◆ **Your instructions**: Count lines with the string "계획이다" in them. State the number alone.

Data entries
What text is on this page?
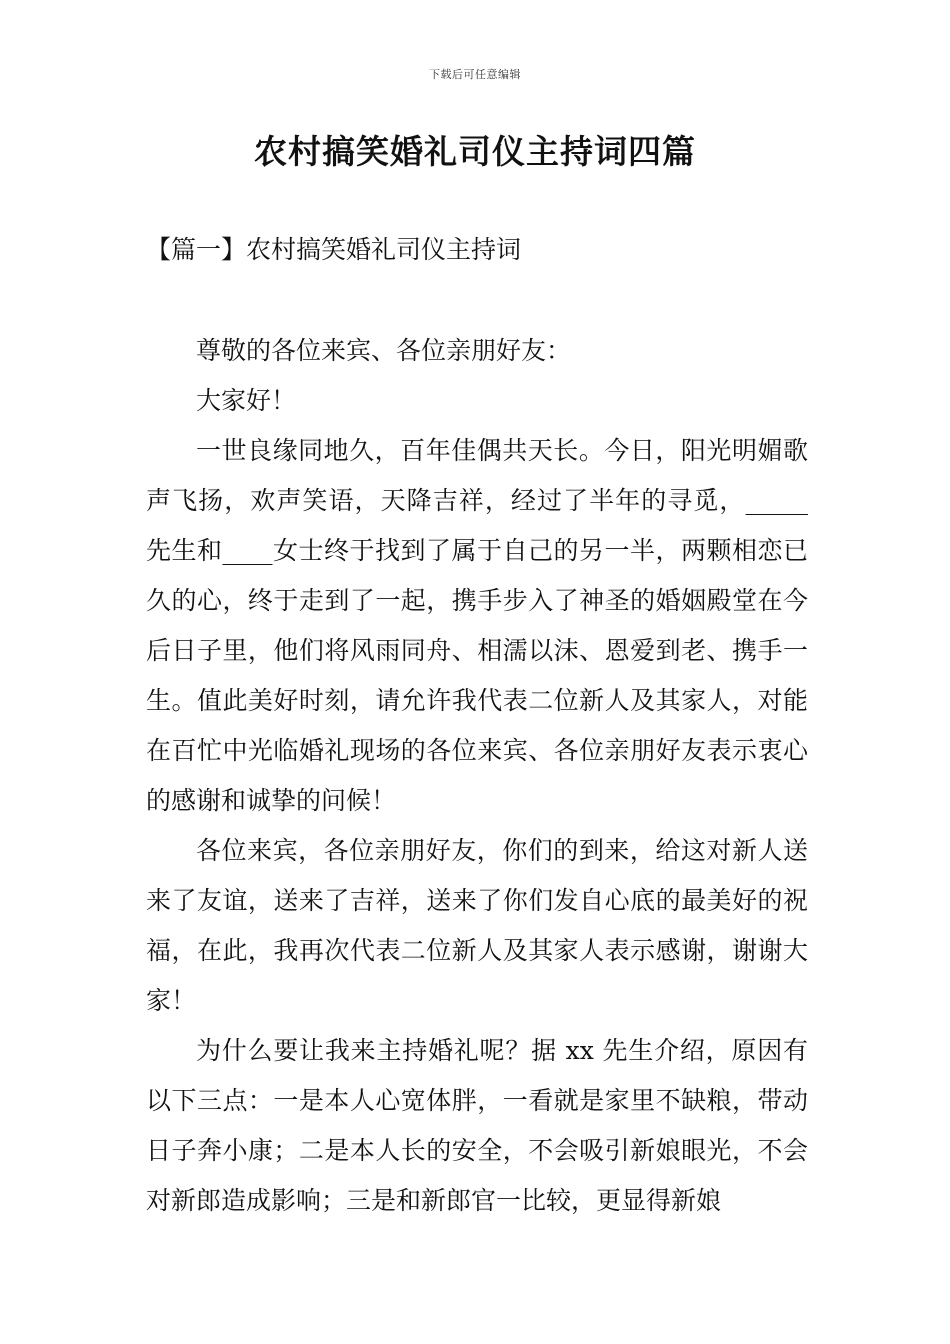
下载后可任意编辑
农村搞笑婚礼司仪主持词四篇
【篇一】农村搞笑婚礼司仪主持词

尊敬的各位来宾、各位亲朋好友：

大家好！

一世良缘同地久，百年佳偶共天长。今日，阳光明媚歌声飞扬，欢声笑语，天降吉祥，经过了半年的寻觅，_____先生和____女士终于找到了属于自己的另一半，两颗相恋已久的心，终于走到了一起，携手步入了神圣的婚姻殿堂在今后日子里，他们将风雨同舟、相濡以沫、恩爱到老、携手一生。值此美好时刻，请允许我代表二位新人及其家人，对能在百忙中光临婚礼现场的各位来宾、各位亲朋好友表示衷心的感谢和诚挚的问候！

各位来宾，各位亲朋好友，你们的到来，给这对新人送来了友谊，送来了吉祥，送来了你们发自心底的最美好的祝福，在此，我再次代表二位新人及其家人表示感谢，谢谢大家！

为什么要让我来主持婚礼呢？据 xx 先生介绍，原因有以下三点：一是本人心宽体胖，一看就是家里不缺粮，带动日子奔小康；二是本人长的安全，不会吸引新娘眼光，不会对新郎造成影响；三是和新郎官一比较，更显得新娘
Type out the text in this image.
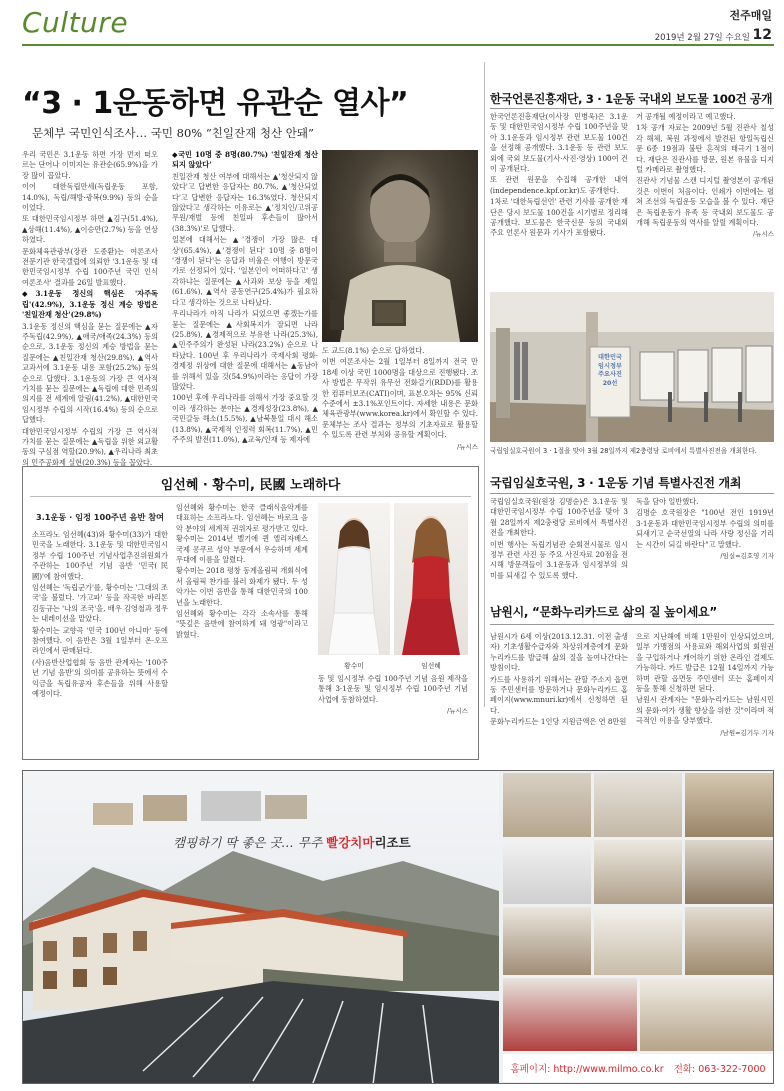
Culture	전주매일
2019년 2월 27일 수요일 12
“3 · 1운동하면 유관순 열사”
문체부 국민인식조사… 국민 80% “친일잔재 청산 안돼”

우리 국민은 3.1운동 하면 가장 먼저 떠오르는 단어나 이미지는 유관순(65.9%)을 가장 많이 꼽았다.

이어 대한독립만세(독립운동 포함, 14.0%), 독립/해방·광복(9.9%) 등의 순을 이었다.

또 대한민국임시정부 하면 ▲김구(51.4%), ▲상해(11.4%), ▲이승만(2.7%) 등을 연상하였다.

문화체육관광부(장관 도종환)는 여론조사 전문기관 한국갤럽에 의뢰한 '3.1운동 및 대한민국임시정부 수립 100주년 국민 인식 여론조사' 결과를 26일 발표했다.

◆3.1운동 정신의 핵심은 '자주독립'(42.9%), 3.1운동 정신 계승 방법은 '친일잔재 청산'(29.8%)

3.1운동 정신의 핵심을 묻는 질문에는 ▲자주독립(42.9%), ▲애국/애족(24.3%) 등의 순으로, 3.1운동 정신의 계승 방법을 묻는 질문에는 ▲친일잔재 청산(29.8%), ▲역사교과서에 3.1운동 내용 포함(25.2%) 등의 순으로 답했다. 3.1운동의 가장 큰 역사적 가치를 묻는 질문에는 ▲독립에 대한 민족의 의지를 전 세계에 알림(41.2%), ▲대한민국 임시정부 수립의 시작(16.4%) 등의 순으로 답했다.

대한민국임시정부 수립의 가장 큰 역사적 가치를 묻는 질문에는 ▲독립을 위한 외교활동의 구심점 역할(20.9%), ▲우리나라 최초의 민주공화제 실현(20.3%) 등을 꼽았다.

◆국민 10명 중 8명(80.7%) '친일잔재 청산 되지 않았다'

친일잔재 청산 여부에 대해서는 ▲'청산되지 않았다'고 답변한 응답자는 80.7%, ▲'청산되었다'고 답변한 응답자는 16.3%였다. 청산되지 않았다고 생각하는 이유로는 ▲'정치인/고위공무원/재벌 등에 친일파 후손들이 많아서(38.3%)'로 답했다.

일본에 대해서는 ▲'경쟁이 가장 많은 대상'(65.4%), ▲'경쟁이 된다' 10명 중 8명이 '경쟁이 된다'는 응답과 비율은 여행이 방문국가로 선정되어 있다. '일본인이 어떠하다고' 생각하냐는 질문에는 ▲사과와 보상 등을 제일(61.6%), ▲역사 공동연구(25.4%)가 필요하다고 생각하는 것으로 나타났다.

우리나라가 아직 나라가 되었으면 좋겠는가를 묻는 질문에는 ▲사회복지가 잘되면 나라(25.8%), ▲경제적으로 부유한 나라(25.3%), ▲민주주의가 완성된 나라(23.2%) 순으로 나타났다. 100년 후 우리나라가 국제사회 평화·경제정 위상에 대한 질문에 대해서는 ▲동남아를 위해서 있을 것(54.9%)이라는 응답이 가장 많았다.

100년 후에 우리나라를 위해서 가장 중요할 것이라 생각하는 분야는 ▲경제성장(23.8%), ▲국민갈등 해소(15.5%), ▲남북통일 대시 해소(13.8%), ▲국제적 인정력 회복(11.7%), ▲민주주의 발전(11.0%), ▲교육/인재 등 제자에

도 교드(8.1%) 순으로 답하였다.

이번 여론조사는 2월 1일부터 8일까지 전국 만 18세 이상 국민 1000명을 대상으로 진행됐다. 조사 방법은 무작위 유무선 전화걸기(RDD)를 활용한 컴퓨터보조(CATI)이며, 표본오차는 95% 신뢰 수준에서 ±3.1%포인트이다. 자세한 내용은 문화체육관광부(www.korea.kr)에서 확인할 수 있다. 문체부는 조사 결과는 정부의 기초자료로 활용할 수 있도록 관련 부처와 공유할 계획이다.

/뉴시스
한국언론진흥재단, 3 · 1운동 국내외 보도물 100건 공개

한국언론진흥재단(이사장 민병욱)은 3.1운동 및 대한민국임시정부 수립 100주년을 맞아 3.1운동과 임시정부 관련 보도물 100건을 선정해 공개했다. 3.1운동 등 관련 보도 외에 국외 보도물(기사·사진·영상) 100여 건이 공개된다.

또 관련 원문을 수집해 공개한 내역(independence.kpf.or.kr)도 공개한다.

1차로 '대한독립선언' 관련 기사를 공개한 재단은 당시 보도물 100건을 시기별로 정리해 공개했다. 보도물은 한국신문 등의 국내외 주요 언론사 원문과 기사가 포함됐다.

거 공개될 예정이라고 예고했다.

1차 공개 자료는 2009년 5월 진관사 칠성각 해체, 복원 과정에서 발견된 항일독립신문 6종 19점과 불탄 흔적의 태극기 1점이다. 재단은 진관사를 방문, 원본 유물을 디지털 카메라로 촬영했다.

진관사 기념물 스캔 디지털 촬영본이 공개된 것은 이번이 처음이다. 인쇄가 이번에는 펼쳐 조선의 독립운동 모습을 볼 수 있다. 재단은 독립운동가 유족 등 국내외 보도물도 공개해 독립운동의 역사를 알릴 계획이다.

/뉴시스
대한민국
임시정부
주요사진
20선
국립임실호국원이 3 · 1절을 맞아 3월 28일까지 제2충령당 로비에서 특별사진전을 개최한다.
국립임실호국원, 3 · 1운동 기념 특별사진전 개최

국립임실호국원(원장 김명순)은 3.1운동 및 대한민국임시정부 수립 100주년을 맞아 3월 28일까지 제2충령당 로비에서 특별사진전을 개최한다.

이번 행사는 독립기념관 순회전시물로 임시정부 관련 사진 등 주요 사진자료 20점을 전시해 방문객들이 3.1운동과 임시정부의 의미를 되새길 수 있도록 했다.

독을 담아 일반했다.

김명순 호국원장은 "100년 전인 1919년 3·1운동과 대한민국임시정부 수립의 의미를 되새기고 순국선열의 나라 사랑 정신을 기리는 시간이 되길 바란다"고 말했다.

/임실=김호영 기자
임선혜 · 황수미, 民國 노래하다
3.1운동 · 임정 100주년 음반 참여

소프라노 임선혜(43)와 황수미(33)가 대한민국을 노래한다. 3.1운동 및 대한민국임시정부 수립 100주년 기념사업추진위원회가 주관하는 100주년 기념 음반 '민국(民國)'에 참여했다.

임선혜는 '독립군가'를, 황수미는 '그대의 조국'을 불렀다. '가고파' 등을 작곡한 바리톤 김동규는 '나의 조국'을, 배우 김영철과 정우는 내레이션을 맡았다.

황수미는 교향곡 '민국 100년 아니마' 등에 참여했다. 이 음반은 3월 1일부터 온·오프라인에서 판매된다.

(사)음반산업협회 등 음반 관계자는 '100주년 기념 음반'의 의미를 공유하는 뜻에서 수익금을 독립유공자 후손들을 위해 사용할 예정이다.

임선혜와 황수미는 한국 클래식음악계를 대표하는 소프라노다. 임선혜는 바로크 음악 분야의 세계적 권위자로 평가받고 있다. 황수미는 2014년 벨기에 퀸 엘리자베스 국제 콩쿠르 성악 부문에서 우승하며 세계무대에 이름을 알렸다.

황수미는 2018 평창 동계올림픽 개회식에서 올림픽 찬가를 불러 화제가 됐다. 두 성악가는 이번 음반을 통해 대한민국의 100년을 노래한다.

임선혜와 황수미는 각각 소속사를 통해 "뜻깊은 음반에 참여하게 돼 영광"이라고 밝혔다.

황수미	임선혜

동 및 임시정부 수립 100주년 기념 음원 제작을 통해 3·1운동 및 임시정부 수립 100주년 기념 사업에 동참하였다.

/뉴시스
남원시, “문화누리카드로 삶의 질 높이세요”

남원시가 6세 이상(2013.12.31. 이전 출생자) 기초생활수급자와 차상위계층에게 문화누리카드를 발급해 삶의 질을 높여나간다는 방침이다.

카드를 사용하기 위해서는 관할 주소지 읍면동 주민센터를 방문하거나 문화누리카드 홈페이지(www.mnuri.kr)에서 신청하면 된다.

문화누리카드는 1인당 지원금액은 연 8만원

으로 지난해에 비해 1만원이 인상되었으며, 일부 가맹점의 사용료와 해외사업의 회원권을 구입하거나 캐어하기 위한 온라인 결제도 가능하다. 카드 발급은 12월 14일까지 가능하며 관할 읍면동 주민센터 또는 홈페이지 등을 통해 신청하면 된다.

남원시 관계자는 "문화누리카드는 남원시민의 문화·여가 생활 향상을 위한 것"이라며 적극적인 이용을 당부했다.

/남원=김기두 기자
캠핑하기 딱 좋은 곳… 무주 빨강치마리조트
홈페이지: http://www.milmo.co.kr 전화: 063-322-7000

◆ **Full response**: 2